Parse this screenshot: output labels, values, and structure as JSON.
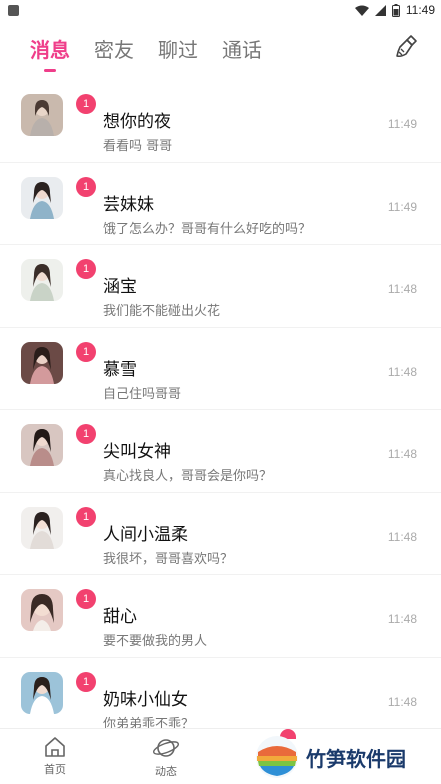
{
  "status_bar": {
    "time": "11:49"
  },
  "tabs": [
    {
      "label": "消息",
      "active": true
    },
    {
      "label": "密友",
      "active": false
    },
    {
      "label": "聊过",
      "active": false
    },
    {
      "label": "通话",
      "active": false
    }
  ],
  "messages": [
    {
      "name": "想你的夜",
      "preview": "看看吗 哥哥",
      "time": "11:49",
      "badge": "1",
      "avatar_color": "#c9b9ad"
    },
    {
      "name": "芸妹妹",
      "preview": "饿了怎么办？哥哥有什么好吃的吗？",
      "time": "11:49",
      "badge": "1",
      "avatar_color": "#8fb3c9"
    },
    {
      "name": "涵宝",
      "preview": "我们能不能碰出火花",
      "time": "11:48",
      "badge": "1",
      "avatar_color": "#d7ddd4"
    },
    {
      "name": "慕雪",
      "preview": "自己住吗哥哥",
      "time": "11:48",
      "badge": "1",
      "avatar_color": "#c98d8f"
    },
    {
      "name": "尖叫女神",
      "preview": "真心找良人，哥哥会是你吗？",
      "time": "11:48",
      "badge": "1",
      "avatar_color": "#b98d8a"
    },
    {
      "name": "人间小温柔",
      "preview": "我很坏，哥哥喜欢吗？",
      "time": "11:48",
      "badge": "1",
      "avatar_color": "#e2dcd8"
    },
    {
      "name": "甜心",
      "preview": "要不要做我的男人",
      "time": "11:48",
      "badge": "1",
      "avatar_color": "#e5c9c4"
    },
    {
      "name": "奶味小仙女",
      "preview": "你弟弟乖不乖？",
      "time": "11:48",
      "badge": "1",
      "avatar_color": "#9cc3d9"
    }
  ],
  "bottom_nav": [
    {
      "label": "首页",
      "icon": "home-icon"
    },
    {
      "label": "动态",
      "icon": "planet-icon"
    }
  ],
  "watermark": {
    "text": "竹笋软件园"
  },
  "colors": {
    "accent": "#ef3e8a",
    "badge": "#f2416f"
  }
}
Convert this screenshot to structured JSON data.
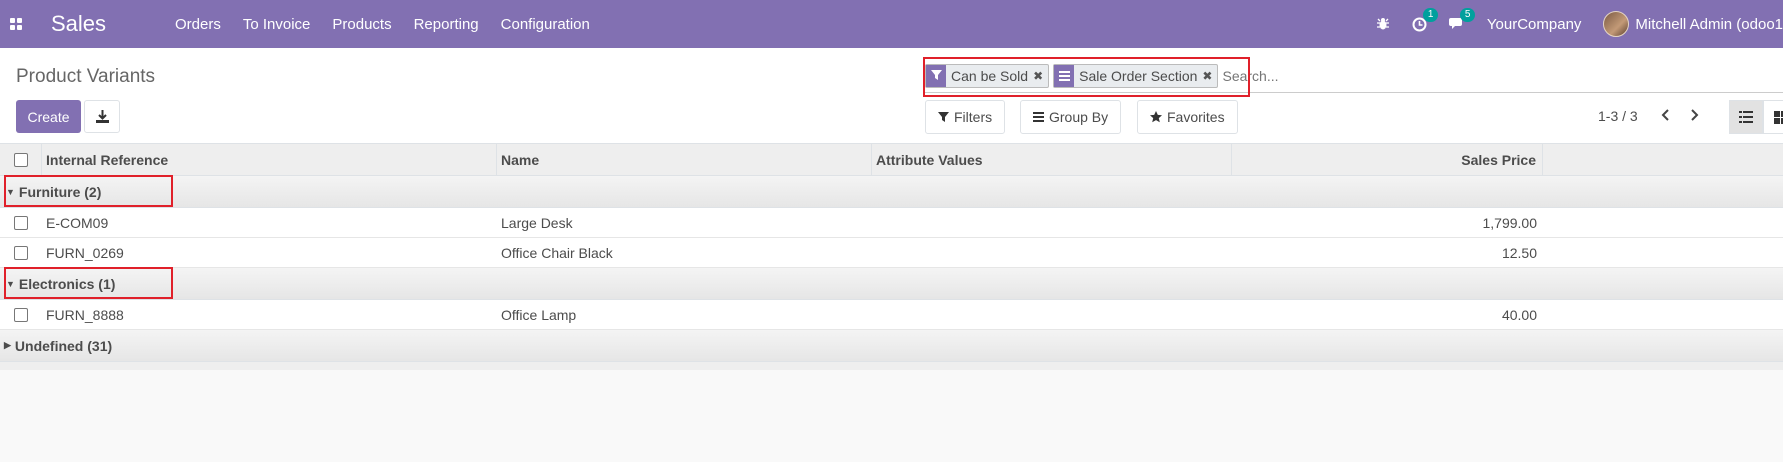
{
  "navbar": {
    "brand": "Sales",
    "menu": [
      "Orders",
      "To Invoice",
      "Products",
      "Reporting",
      "Configuration"
    ],
    "activity_count": "1",
    "messages_count": "5",
    "company": "YourCompany",
    "user": "Mitchell Admin (odoo1"
  },
  "control_panel": {
    "title": "Product Variants",
    "create_label": "Create",
    "facets": [
      {
        "label": "Can be Sold",
        "icon": "filter-icon"
      },
      {
        "label": "Sale Order Section",
        "icon": "group-by-icon"
      }
    ],
    "search_placeholder": "Search...",
    "filters_label": "Filters",
    "groupby_label": "Group By",
    "favorites_label": "Favorites",
    "pager": "1-3 / 3"
  },
  "table": {
    "headers": {
      "ref": "Internal Reference",
      "name": "Name",
      "attr": "Attribute Values",
      "price": "Sales Price"
    },
    "groups": [
      {
        "label": "Furniture (2)",
        "expanded": true,
        "rows": [
          {
            "ref": "E-COM09",
            "name": "Large Desk",
            "attr": "",
            "price": "1,799.00"
          },
          {
            "ref": "FURN_0269",
            "name": "Office Chair Black",
            "attr": "",
            "price": "12.50"
          }
        ]
      },
      {
        "label": "Electronics (1)",
        "expanded": true,
        "rows": [
          {
            "ref": "FURN_8888",
            "name": "Office Lamp",
            "attr": "",
            "price": "40.00"
          }
        ]
      },
      {
        "label": "Undefined (31)",
        "expanded": false,
        "rows": []
      }
    ]
  },
  "colors": {
    "brand": "#8270b2",
    "badge": "#00a09d",
    "highlight": "#e0202a"
  }
}
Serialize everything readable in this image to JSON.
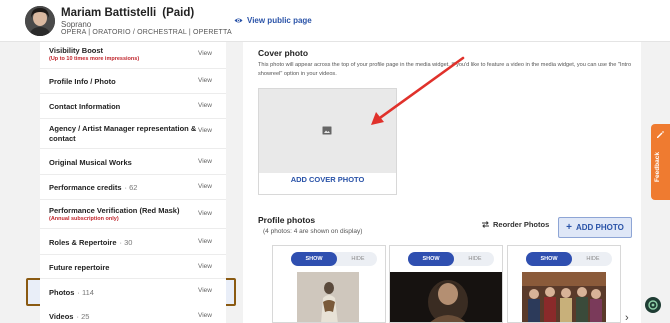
{
  "header": {
    "name": "Mariam Battistelli",
    "status": "(Paid)",
    "voice_type": "Soprano",
    "genres": "OPERA | ORATORIO / ORCHESTRAL | OPERETTA",
    "public_link_label": "View public page",
    "icon": "eye-icon"
  },
  "sidebar": {
    "view_label": "View",
    "items": [
      {
        "label": "Visibility Boost",
        "sub": "(Up to 10 times more impressions)",
        "count": ""
      },
      {
        "label": "Profile Info / Photo",
        "sub": "",
        "count": ""
      },
      {
        "label": "Contact Information",
        "sub": "",
        "count": ""
      },
      {
        "label": "Agency / Artist Manager representation & contact",
        "sub": "",
        "count": ""
      },
      {
        "label": "Original Musical Works",
        "sub": "",
        "count": ""
      },
      {
        "label": "Performance credits",
        "sub": "",
        "count": "62"
      },
      {
        "label": "Performance Verification (Red Mask)",
        "sub": "(Annual subscription only)",
        "count": ""
      },
      {
        "label": "Roles & Repertoire",
        "sub": "",
        "count": "30"
      },
      {
        "label": "Future repertoire",
        "sub": "",
        "count": ""
      },
      {
        "label": "Photos",
        "sub": "",
        "count": "114"
      },
      {
        "label": "Videos",
        "sub": "",
        "count": "25"
      }
    ]
  },
  "cover": {
    "title": "Cover photo",
    "description": "This photo will appear across the top of your profile page in the media widget. If you'd like to feature a video in the media widget, you can use the \"Intro showreel\" option in your videos.",
    "button": "ADD COVER PHOTO",
    "placeholder_icon": "image-icon"
  },
  "profile_photos": {
    "title": "Profile photos",
    "subtitle": "(4 photos: 4 are shown on display)",
    "reorder_label": "Reorder Photos",
    "add_label": "ADD PHOTO",
    "show_label": "SHOW",
    "hide_label": "HIDE"
  },
  "feedback_label": "Feedback",
  "colors": {
    "accent": "#2a53a8",
    "show_toggle": "#2f4fb0",
    "highlight_border": "#8a5a12",
    "arrow": "#e0312b",
    "feedback": "#ef7b30",
    "warning_text": "#c0262d"
  }
}
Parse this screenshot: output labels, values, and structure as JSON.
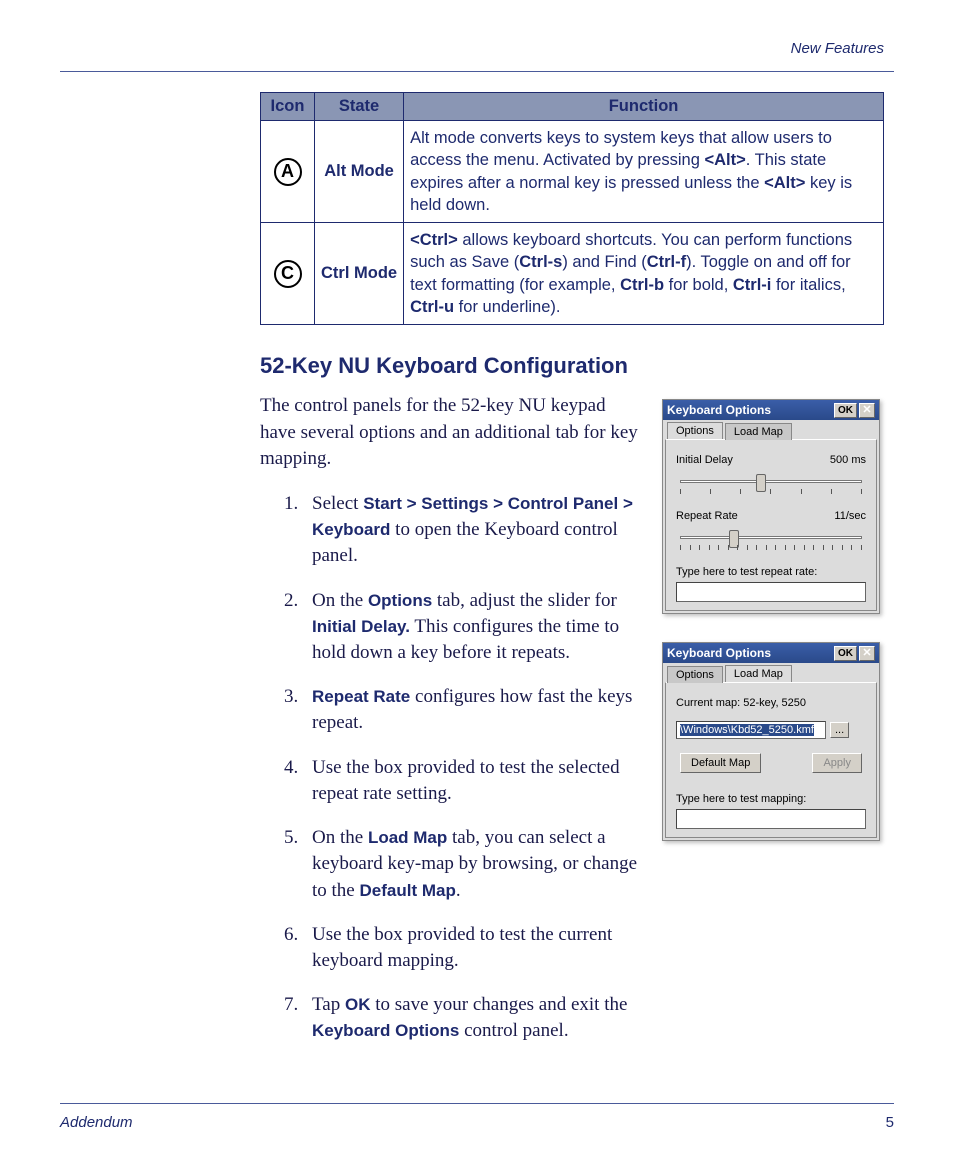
{
  "header": {
    "section": "New Features"
  },
  "table": {
    "headers": {
      "icon": "Icon",
      "state": "State",
      "function": "Function"
    },
    "rows": [
      {
        "icon_letter": "A",
        "state": "Alt Mode",
        "func_pre": "Alt mode converts keys to system keys that allow users to access the menu. Activated by pressing ",
        "k1": "<Alt>",
        "func_mid": ". This state expires after a normal key is pressed unless the ",
        "k2": "<Alt>",
        "func_post": " key is held down."
      },
      {
        "icon_letter": "C",
        "state": "Ctrl Mode",
        "c_k1": "<Ctrl>",
        "c_t1": " allows keyboard shortcuts. You can perform functions such as Save (",
        "c_k2": "Ctrl-s",
        "c_t2": ") and Find (",
        "c_k3": "Ctrl-f",
        "c_t3": "). Toggle on and off for text formatting (for example, ",
        "c_k4": "Ctrl-b",
        "c_t4": " for bold, ",
        "c_k5": "Ctrl-i",
        "c_t5": " for italics, ",
        "c_k6": "Ctrl-u",
        "c_t6": " for underline)."
      }
    ]
  },
  "section_heading": "52-Key NU Keyboard Configuration",
  "intro": "The control panels for the 52-key NU keypad have several options and an additional tab for key mapping.",
  "steps": {
    "s1a": "Select ",
    "s1b": "Start > Settings > Control Panel > Keyboard",
    "s1c": " to open the Keyboard control panel.",
    "s2a": "On the ",
    "s2b": "Options",
    "s2c": " tab, adjust the slider for ",
    "s2d": "Initial Delay.",
    "s2e": " This configures the time to hold down a key before it repeats.",
    "s3a": "Repeat Rate",
    "s3b": " configures how fast the keys repeat.",
    "s4": "Use the box provided to test the selected repeat rate setting.",
    "s5a": "On the ",
    "s5b": "Load Map",
    "s5c": " tab, you can select a keyboard key-map by browsing, or change to the ",
    "s5d": "Default Map",
    "s5e": ".",
    "s6": "Use the box provided to test the current keyboard mapping.",
    "s7a": "Tap ",
    "s7b": "OK",
    "s7c": " to save your changes and exit the ",
    "s7d": "Keyboard Options",
    "s7e": " control panel."
  },
  "dialog1": {
    "title": "Keyboard Options",
    "ok": "OK",
    "tab_options": "Options",
    "tab_loadmap": "Load Map",
    "initial_delay_label": "Initial Delay",
    "initial_delay_value": "500 ms",
    "repeat_rate_label": "Repeat Rate",
    "repeat_rate_value": "11/sec",
    "test_label": "Type here to test repeat rate:"
  },
  "dialog2": {
    "title": "Keyboard Options",
    "ok": "OK",
    "tab_options": "Options",
    "tab_loadmap": "Load Map",
    "current_map_label": "Current map: 52-key, 5250",
    "path_value": "\\Windows\\Kbd52_5250.kmf",
    "browse": "...",
    "default_map_btn": "Default Map",
    "apply_btn": "Apply",
    "test_label": "Type here to test mapping:"
  },
  "footer": {
    "doc": "Addendum",
    "page": "5"
  }
}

* [Directions for this task] Find every line with "price" in the listing and state how many there are, nothing else.

* [Result of the task] 4